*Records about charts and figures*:
━━━━━━━━━━━━━━━━━━━━

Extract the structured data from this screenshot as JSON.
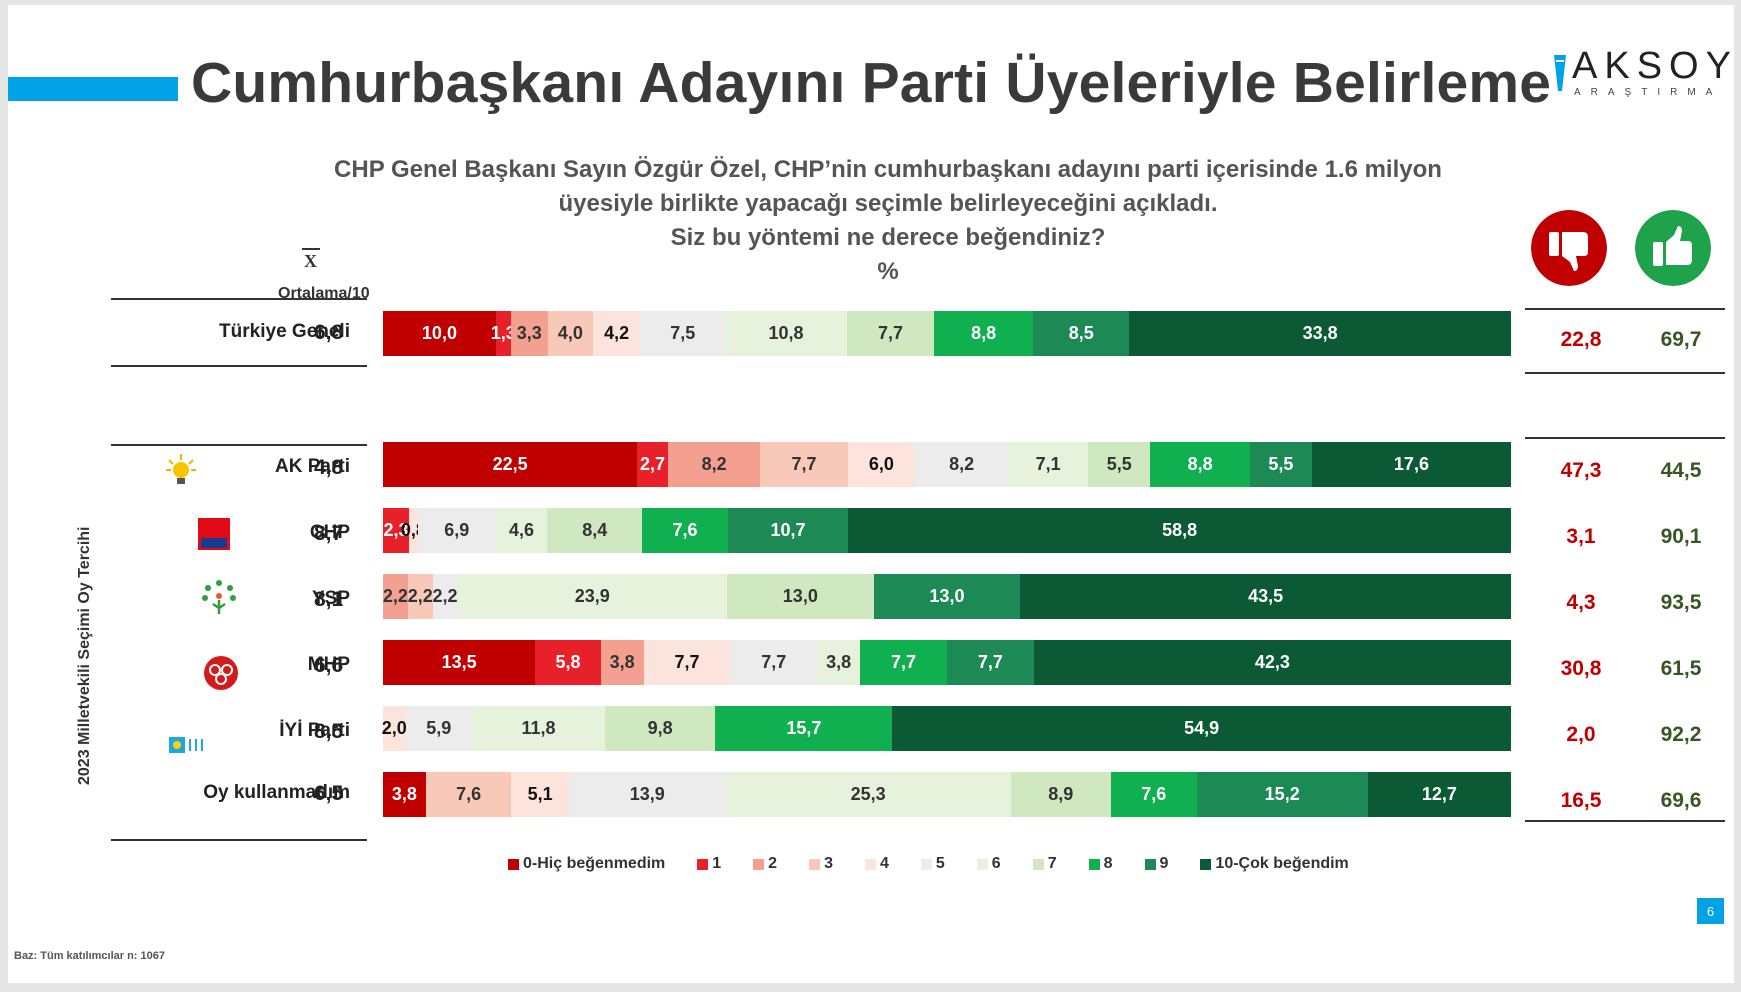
{
  "title": "Cumhurbaşkanı Adayını Parti Üyeleriyle Belirleme",
  "logo": {
    "word": "AKSOY",
    "sub": "ARAŞTIRMA"
  },
  "question": {
    "line1": "CHP Genel Başkanı Sayın Özgür Özel, CHP’nin cumhurbaşkanı adayını parti içerisinde 1.6 milyon",
    "line2": "üyesiyle birlikte yapacağı seçimle belirleyeceğini açıkladı.",
    "line3": "Siz bu yöntemi ne derece beğendiniz?",
    "unit": "%"
  },
  "mean_header": {
    "symbol": "X",
    "caption": "Ortalama/10"
  },
  "side_label": "2023 Milletvekili Seçimi Oy Tercihi",
  "icons": {
    "dislike": "thumbs-down-icon",
    "like": "thumbs-up-icon"
  },
  "colors": {
    "scale": [
      "#c00000",
      "#e8202a",
      "#f4a090",
      "#f8c8b8",
      "#fce4dc",
      "#ececec",
      "#e6f2dc",
      "#cfe8bf",
      "#10b050",
      "#1d8a55",
      "#0c5a35"
    ],
    "dislike_total": "#c00000",
    "like_total": "#375623",
    "accent": "#00a3e6"
  },
  "chart_data": {
    "type": "bar",
    "orientation": "horizontal-stacked-100",
    "categories": [
      "Türkiye Geneli",
      "AK Parti",
      "CHP",
      "YSP",
      "MHP",
      "İYİ Parti",
      "Oy kullanmadım"
    ],
    "scale_labels": [
      "0-Hiç beğenmedim",
      "1",
      "2",
      "3",
      "4",
      "5",
      "6",
      "7",
      "8",
      "9",
      "10-Çok beğendim"
    ],
    "legend": [
      {
        "label": "0-Hiç beğenmedim",
        "color": "#c00000"
      },
      {
        "label": "1",
        "color": "#e8202a"
      },
      {
        "label": "2",
        "color": "#f4a090"
      },
      {
        "label": "3",
        "color": "#f8c8b8"
      },
      {
        "label": "4",
        "color": "#fce4dc"
      },
      {
        "label": "5",
        "color": "#ececec"
      },
      {
        "label": "6",
        "color": "#e6f2dc"
      },
      {
        "label": "7",
        "color": "#cfe8bf"
      },
      {
        "label": "8",
        "color": "#10b050"
      },
      {
        "label": "9",
        "color": "#1d8a55"
      },
      {
        "label": "10-Çok beğendim",
        "color": "#0c5a35"
      }
    ],
    "rows": [
      {
        "name": "Türkiye Geneli",
        "mean": "6,8",
        "dislike": "22,8",
        "like": "69,7",
        "segments": [
          {
            "score": 0,
            "value": 10.0,
            "label": "10,0"
          },
          {
            "score": 1,
            "value": 1.3,
            "label": "1,3"
          },
          {
            "score": 2,
            "value": 3.3,
            "label": "3,3"
          },
          {
            "score": 3,
            "value": 4.0,
            "label": "4,0"
          },
          {
            "score": 4,
            "value": 4.2,
            "label": "4,2"
          },
          {
            "score": 5,
            "value": 7.5,
            "label": "7,5"
          },
          {
            "score": 6,
            "value": 10.8,
            "label": "10,8"
          },
          {
            "score": 7,
            "value": 7.7,
            "label": "7,7"
          },
          {
            "score": 8,
            "value": 8.8,
            "label": "8,8"
          },
          {
            "score": 9,
            "value": 8.5,
            "label": "8,5"
          },
          {
            "score": 10,
            "value": 33.8,
            "label": "33,8"
          }
        ]
      },
      {
        "name": "AK Parti",
        "mean": "4,8",
        "dislike": "47,3",
        "like": "44,5",
        "segments": [
          {
            "score": 0,
            "value": 22.5,
            "label": "22,5"
          },
          {
            "score": 1,
            "value": 2.7,
            "label": "2,7"
          },
          {
            "score": 2,
            "value": 8.2,
            "label": "8,2"
          },
          {
            "score": 3,
            "value": 7.7,
            "label": "7,7"
          },
          {
            "score": 4,
            "value": 6.0,
            "label": "6,0"
          },
          {
            "score": 5,
            "value": 8.2,
            "label": "8,2"
          },
          {
            "score": 6,
            "value": 7.1,
            "label": "7,1"
          },
          {
            "score": 7,
            "value": 5.5,
            "label": "5,5"
          },
          {
            "score": 8,
            "value": 8.8,
            "label": "8,8"
          },
          {
            "score": 9,
            "value": 5.5,
            "label": "5,5"
          },
          {
            "score": 10,
            "value": 17.6,
            "label": "17,6"
          }
        ]
      },
      {
        "name": "CHP",
        "mean": "8,7",
        "dislike": "3,1",
        "like": "90,1",
        "segments": [
          {
            "score": 1,
            "value": 2.3,
            "label": "2,3"
          },
          {
            "score": 4,
            "value": 0.8,
            "label": "0,8"
          },
          {
            "score": 5,
            "value": 6.9,
            "label": "6,9"
          },
          {
            "score": 6,
            "value": 4.6,
            "label": "4,6"
          },
          {
            "score": 7,
            "value": 8.4,
            "label": "8,4"
          },
          {
            "score": 8,
            "value": 7.6,
            "label": "7,6"
          },
          {
            "score": 9,
            "value": 10.7,
            "label": "10,7"
          },
          {
            "score": 10,
            "value": 58.8,
            "label": "58,8"
          }
        ]
      },
      {
        "name": "YSP",
        "mean": "8,1",
        "dislike": "4,3",
        "like": "93,5",
        "segments": [
          {
            "score": 2,
            "value": 2.2,
            "label": "2,2"
          },
          {
            "score": 3,
            "value": 2.2,
            "label": "2,2"
          },
          {
            "score": 5,
            "value": 2.2,
            "label": "2,2"
          },
          {
            "score": 6,
            "value": 23.9,
            "label": "23,9"
          },
          {
            "score": 7,
            "value": 13.0,
            "label": "13,0"
          },
          {
            "score": 9,
            "value": 13.0,
            "label": "13,0"
          },
          {
            "score": 10,
            "value": 43.5,
            "label": "43,5"
          }
        ]
      },
      {
        "name": "MHP",
        "mean": "6,6",
        "dislike": "30,8",
        "like": "61,5",
        "segments": [
          {
            "score": 0,
            "value": 13.5,
            "label": "13,5"
          },
          {
            "score": 1,
            "value": 5.8,
            "label": "5,8"
          },
          {
            "score": 2,
            "value": 3.8,
            "label": "3,8"
          },
          {
            "score": 4,
            "value": 7.7,
            "label": "7,7"
          },
          {
            "score": 5,
            "value": 7.7,
            "label": "7,7"
          },
          {
            "score": 6,
            "value": 3.8,
            "label": "3,8"
          },
          {
            "score": 8,
            "value": 7.7,
            "label": "7,7"
          },
          {
            "score": 9,
            "value": 7.7,
            "label": "7,7"
          },
          {
            "score": 10,
            "value": 42.3,
            "label": "42,3"
          }
        ]
      },
      {
        "name": "İYİ Parti",
        "mean": "8,5",
        "dislike": "2,0",
        "like": "92,2",
        "segments": [
          {
            "score": 4,
            "value": 2.0,
            "label": "2,0"
          },
          {
            "score": 5,
            "value": 5.9,
            "label": "5,9"
          },
          {
            "score": 6,
            "value": 11.8,
            "label": "11,8"
          },
          {
            "score": 7,
            "value": 9.8,
            "label": "9,8"
          },
          {
            "score": 8,
            "value": 15.7,
            "label": "15,7"
          },
          {
            "score": 10,
            "value": 54.9,
            "label": "54,9"
          }
        ]
      },
      {
        "name": "Oy kullanmadım",
        "mean": "6,5",
        "dislike": "16,5",
        "like": "69,6",
        "segments": [
          {
            "score": 0,
            "value": 3.8,
            "label": "3,8"
          },
          {
            "score": 3,
            "value": 7.6,
            "label": "7,6"
          },
          {
            "score": 4,
            "value": 5.1,
            "label": "5,1"
          },
          {
            "score": 5,
            "value": 13.9,
            "label": "13,9"
          },
          {
            "score": 6,
            "value": 25.3,
            "label": "25,3"
          },
          {
            "score": 7,
            "value": 8.9,
            "label": "8,9"
          },
          {
            "score": 8,
            "value": 7.6,
            "label": "7,6"
          },
          {
            "score": 9,
            "value": 15.2,
            "label": "15,2"
          },
          {
            "score": 10,
            "value": 12.7,
            "label": "12,7"
          }
        ]
      }
    ]
  },
  "base_note": "Baz: Tüm katılımcılar n: 1067",
  "page_number": "6"
}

━━━━━━━━━━━━━━━━━━━━

*PROBLEM*: How many lines of the records contain the string "Türkiye"? Respond with the number alone.

*FINAL RESULT*: 2